→ **AIM OF THE TASK**
Restate all the material verbatim, except for the pictures.

→ **RECORDS FOR THIS EXERCISE**
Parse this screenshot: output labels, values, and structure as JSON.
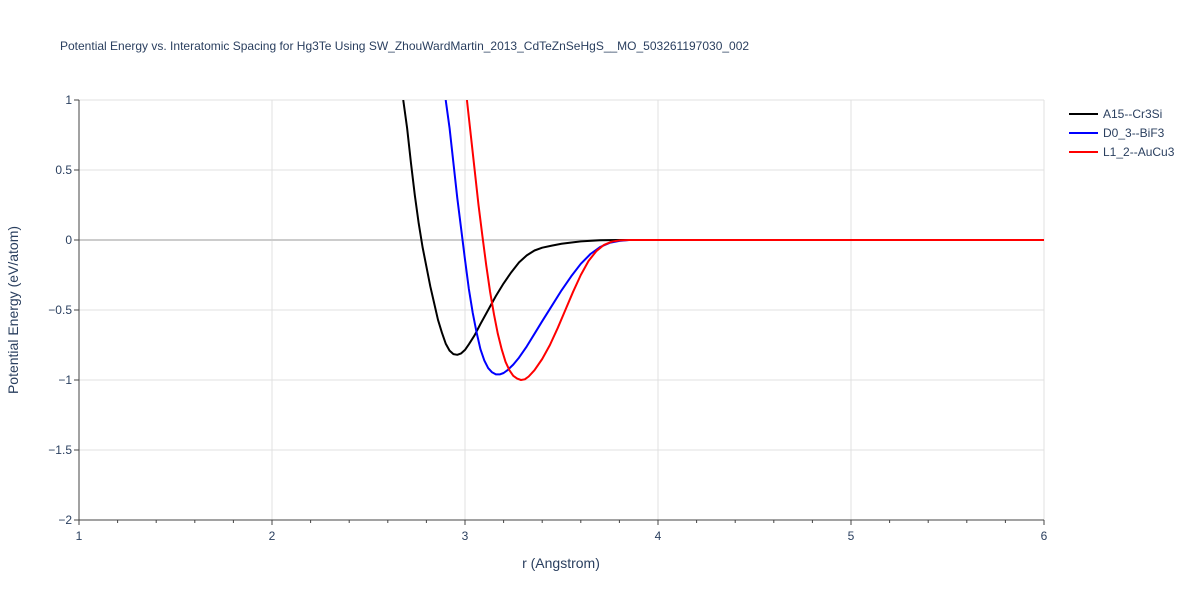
{
  "chart_data": {
    "type": "line",
    "title": "Potential Energy vs. Interatomic Spacing for Hg3Te Using SW_ZhouWardMartin_2013_CdTeZnSeHgS__MO_503261197030_002",
    "xlabel": "r (Angstrom)",
    "ylabel": "Potential Energy (eV/atom)",
    "xlim": [
      1,
      6
    ],
    "ylim": [
      -2,
      1
    ],
    "x_ticks": [
      1,
      2,
      3,
      4,
      5,
      6
    ],
    "x_tick_labels": [
      "1",
      "2",
      "3",
      "4",
      "5",
      "6"
    ],
    "y_ticks": [
      -2,
      -1.5,
      -1,
      -0.5,
      0,
      0.5,
      1
    ],
    "y_tick_labels": [
      "−2",
      "−1.5",
      "−1",
      "−0.5",
      "0",
      "0.5",
      "1"
    ],
    "grid": true,
    "legend_position": "top-right",
    "series": [
      {
        "name": "A15--Cr3Si",
        "color": "#000000",
        "points": [
          [
            2.68,
            1.0
          ],
          [
            2.7,
            0.8
          ],
          [
            2.72,
            0.55
          ],
          [
            2.74,
            0.32
          ],
          [
            2.76,
            0.12
          ],
          [
            2.78,
            -0.05
          ],
          [
            2.8,
            -0.19
          ],
          [
            2.82,
            -0.33
          ],
          [
            2.84,
            -0.45
          ],
          [
            2.86,
            -0.57
          ],
          [
            2.88,
            -0.66
          ],
          [
            2.9,
            -0.74
          ],
          [
            2.92,
            -0.79
          ],
          [
            2.94,
            -0.815
          ],
          [
            2.96,
            -0.82
          ],
          [
            2.98,
            -0.81
          ],
          [
            3.0,
            -0.785
          ],
          [
            3.02,
            -0.745
          ],
          [
            3.05,
            -0.68
          ],
          [
            3.08,
            -0.6
          ],
          [
            3.12,
            -0.5
          ],
          [
            3.16,
            -0.4
          ],
          [
            3.2,
            -0.31
          ],
          [
            3.24,
            -0.23
          ],
          [
            3.28,
            -0.16
          ],
          [
            3.32,
            -0.11
          ],
          [
            3.36,
            -0.075
          ],
          [
            3.4,
            -0.055
          ],
          [
            3.45,
            -0.04
          ],
          [
            3.5,
            -0.027
          ],
          [
            3.6,
            -0.01
          ],
          [
            3.7,
            -0.002
          ],
          [
            3.8,
            0.0
          ],
          [
            4.0,
            0.0
          ],
          [
            5.0,
            0.0
          ],
          [
            6.0,
            0.0
          ]
        ]
      },
      {
        "name": "D0_3--BiF3",
        "color": "#0000ff",
        "points": [
          [
            2.9,
            1.0
          ],
          [
            2.92,
            0.8
          ],
          [
            2.94,
            0.55
          ],
          [
            2.96,
            0.3
          ],
          [
            2.98,
            0.08
          ],
          [
            3.0,
            -0.14
          ],
          [
            3.02,
            -0.35
          ],
          [
            3.04,
            -0.52
          ],
          [
            3.06,
            -0.66
          ],
          [
            3.08,
            -0.78
          ],
          [
            3.1,
            -0.86
          ],
          [
            3.12,
            -0.915
          ],
          [
            3.14,
            -0.945
          ],
          [
            3.16,
            -0.96
          ],
          [
            3.18,
            -0.96
          ],
          [
            3.2,
            -0.95
          ],
          [
            3.22,
            -0.93
          ],
          [
            3.25,
            -0.89
          ],
          [
            3.28,
            -0.84
          ],
          [
            3.32,
            -0.76
          ],
          [
            3.36,
            -0.67
          ],
          [
            3.4,
            -0.58
          ],
          [
            3.45,
            -0.47
          ],
          [
            3.5,
            -0.36
          ],
          [
            3.55,
            -0.26
          ],
          [
            3.6,
            -0.17
          ],
          [
            3.65,
            -0.1
          ],
          [
            3.7,
            -0.05
          ],
          [
            3.75,
            -0.02
          ],
          [
            3.8,
            -0.006
          ],
          [
            3.85,
            0.0
          ],
          [
            4.0,
            0.0
          ],
          [
            5.0,
            0.0
          ],
          [
            6.0,
            0.0
          ]
        ]
      },
      {
        "name": "L1_2--AuCu3",
        "color": "#ff0000",
        "points": [
          [
            3.01,
            1.0
          ],
          [
            3.03,
            0.75
          ],
          [
            3.05,
            0.5
          ],
          [
            3.07,
            0.25
          ],
          [
            3.09,
            0.03
          ],
          [
            3.11,
            -0.18
          ],
          [
            3.13,
            -0.37
          ],
          [
            3.15,
            -0.53
          ],
          [
            3.17,
            -0.67
          ],
          [
            3.19,
            -0.78
          ],
          [
            3.21,
            -0.87
          ],
          [
            3.23,
            -0.93
          ],
          [
            3.25,
            -0.97
          ],
          [
            3.27,
            -0.99
          ],
          [
            3.29,
            -1.0
          ],
          [
            3.31,
            -0.995
          ],
          [
            3.33,
            -0.975
          ],
          [
            3.36,
            -0.93
          ],
          [
            3.4,
            -0.85
          ],
          [
            3.44,
            -0.75
          ],
          [
            3.48,
            -0.63
          ],
          [
            3.52,
            -0.5
          ],
          [
            3.56,
            -0.37
          ],
          [
            3.6,
            -0.25
          ],
          [
            3.64,
            -0.15
          ],
          [
            3.68,
            -0.08
          ],
          [
            3.72,
            -0.035
          ],
          [
            3.76,
            -0.012
          ],
          [
            3.8,
            -0.003
          ],
          [
            3.85,
            0.0
          ],
          [
            4.0,
            0.0
          ],
          [
            5.0,
            0.0
          ],
          [
            6.0,
            0.0
          ]
        ]
      }
    ]
  }
}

→ **SOLUTION TO THE PROBLEM**
Parse this screenshot: output labels, values, and structure as JSON.
{
  "chart_data": {
    "type": "line",
    "title": "Potential Energy vs. Interatomic Spacing for Hg3Te Using SW_ZhouWardMartin_2013_CdTeZnSeHgS__MO_503261197030_002",
    "xlabel": "r (Angstrom)",
    "ylabel": "Potential Energy (eV/atom)",
    "xlim": [
      1,
      6
    ],
    "ylim": [
      -2,
      1
    ],
    "x_ticks": [
      1,
      2,
      3,
      4,
      5,
      6
    ],
    "x_tick_labels": [
      "1",
      "2",
      "3",
      "4",
      "5",
      "6"
    ],
    "y_ticks": [
      -2,
      -1.5,
      -1,
      -0.5,
      0,
      0.5,
      1
    ],
    "y_tick_labels": [
      "−2",
      "−1.5",
      "−1",
      "−0.5",
      "0",
      "0.5",
      "1"
    ],
    "grid": true,
    "legend_position": "top-right",
    "series": [
      {
        "name": "A15--Cr3Si",
        "color": "#000000",
        "points": [
          [
            2.68,
            1.0
          ],
          [
            2.7,
            0.8
          ],
          [
            2.72,
            0.55
          ],
          [
            2.74,
            0.32
          ],
          [
            2.76,
            0.12
          ],
          [
            2.78,
            -0.05
          ],
          [
            2.8,
            -0.19
          ],
          [
            2.82,
            -0.33
          ],
          [
            2.84,
            -0.45
          ],
          [
            2.86,
            -0.57
          ],
          [
            2.88,
            -0.66
          ],
          [
            2.9,
            -0.74
          ],
          [
            2.92,
            -0.79
          ],
          [
            2.94,
            -0.815
          ],
          [
            2.96,
            -0.82
          ],
          [
            2.98,
            -0.81
          ],
          [
            3.0,
            -0.785
          ],
          [
            3.02,
            -0.745
          ],
          [
            3.05,
            -0.68
          ],
          [
            3.08,
            -0.6
          ],
          [
            3.12,
            -0.5
          ],
          [
            3.16,
            -0.4
          ],
          [
            3.2,
            -0.31
          ],
          [
            3.24,
            -0.23
          ],
          [
            3.28,
            -0.16
          ],
          [
            3.32,
            -0.11
          ],
          [
            3.36,
            -0.075
          ],
          [
            3.4,
            -0.055
          ],
          [
            3.45,
            -0.04
          ],
          [
            3.5,
            -0.027
          ],
          [
            3.6,
            -0.01
          ],
          [
            3.7,
            -0.002
          ],
          [
            3.8,
            0.0
          ],
          [
            4.0,
            0.0
          ],
          [
            5.0,
            0.0
          ],
          [
            6.0,
            0.0
          ]
        ]
      },
      {
        "name": "D0_3--BiF3",
        "color": "#0000ff",
        "points": [
          [
            2.9,
            1.0
          ],
          [
            2.92,
            0.8
          ],
          [
            2.94,
            0.55
          ],
          [
            2.96,
            0.3
          ],
          [
            2.98,
            0.08
          ],
          [
            3.0,
            -0.14
          ],
          [
            3.02,
            -0.35
          ],
          [
            3.04,
            -0.52
          ],
          [
            3.06,
            -0.66
          ],
          [
            3.08,
            -0.78
          ],
          [
            3.1,
            -0.86
          ],
          [
            3.12,
            -0.915
          ],
          [
            3.14,
            -0.945
          ],
          [
            3.16,
            -0.96
          ],
          [
            3.18,
            -0.96
          ],
          [
            3.2,
            -0.95
          ],
          [
            3.22,
            -0.93
          ],
          [
            3.25,
            -0.89
          ],
          [
            3.28,
            -0.84
          ],
          [
            3.32,
            -0.76
          ],
          [
            3.36,
            -0.67
          ],
          [
            3.4,
            -0.58
          ],
          [
            3.45,
            -0.47
          ],
          [
            3.5,
            -0.36
          ],
          [
            3.55,
            -0.26
          ],
          [
            3.6,
            -0.17
          ],
          [
            3.65,
            -0.1
          ],
          [
            3.7,
            -0.05
          ],
          [
            3.75,
            -0.02
          ],
          [
            3.8,
            -0.006
          ],
          [
            3.85,
            0.0
          ],
          [
            4.0,
            0.0
          ],
          [
            5.0,
            0.0
          ],
          [
            6.0,
            0.0
          ]
        ]
      },
      {
        "name": "L1_2--AuCu3",
        "color": "#ff0000",
        "points": [
          [
            3.01,
            1.0
          ],
          [
            3.03,
            0.75
          ],
          [
            3.05,
            0.5
          ],
          [
            3.07,
            0.25
          ],
          [
            3.09,
            0.03
          ],
          [
            3.11,
            -0.18
          ],
          [
            3.13,
            -0.37
          ],
          [
            3.15,
            -0.53
          ],
          [
            3.17,
            -0.67
          ],
          [
            3.19,
            -0.78
          ],
          [
            3.21,
            -0.87
          ],
          [
            3.23,
            -0.93
          ],
          [
            3.25,
            -0.97
          ],
          [
            3.27,
            -0.99
          ],
          [
            3.29,
            -1.0
          ],
          [
            3.31,
            -0.995
          ],
          [
            3.33,
            -0.975
          ],
          [
            3.36,
            -0.93
          ],
          [
            3.4,
            -0.85
          ],
          [
            3.44,
            -0.75
          ],
          [
            3.48,
            -0.63
          ],
          [
            3.52,
            -0.5
          ],
          [
            3.56,
            -0.37
          ],
          [
            3.6,
            -0.25
          ],
          [
            3.64,
            -0.15
          ],
          [
            3.68,
            -0.08
          ],
          [
            3.72,
            -0.035
          ],
          [
            3.76,
            -0.012
          ],
          [
            3.8,
            -0.003
          ],
          [
            3.85,
            0.0
          ],
          [
            4.0,
            0.0
          ],
          [
            5.0,
            0.0
          ],
          [
            6.0,
            0.0
          ]
        ]
      }
    ]
  }
}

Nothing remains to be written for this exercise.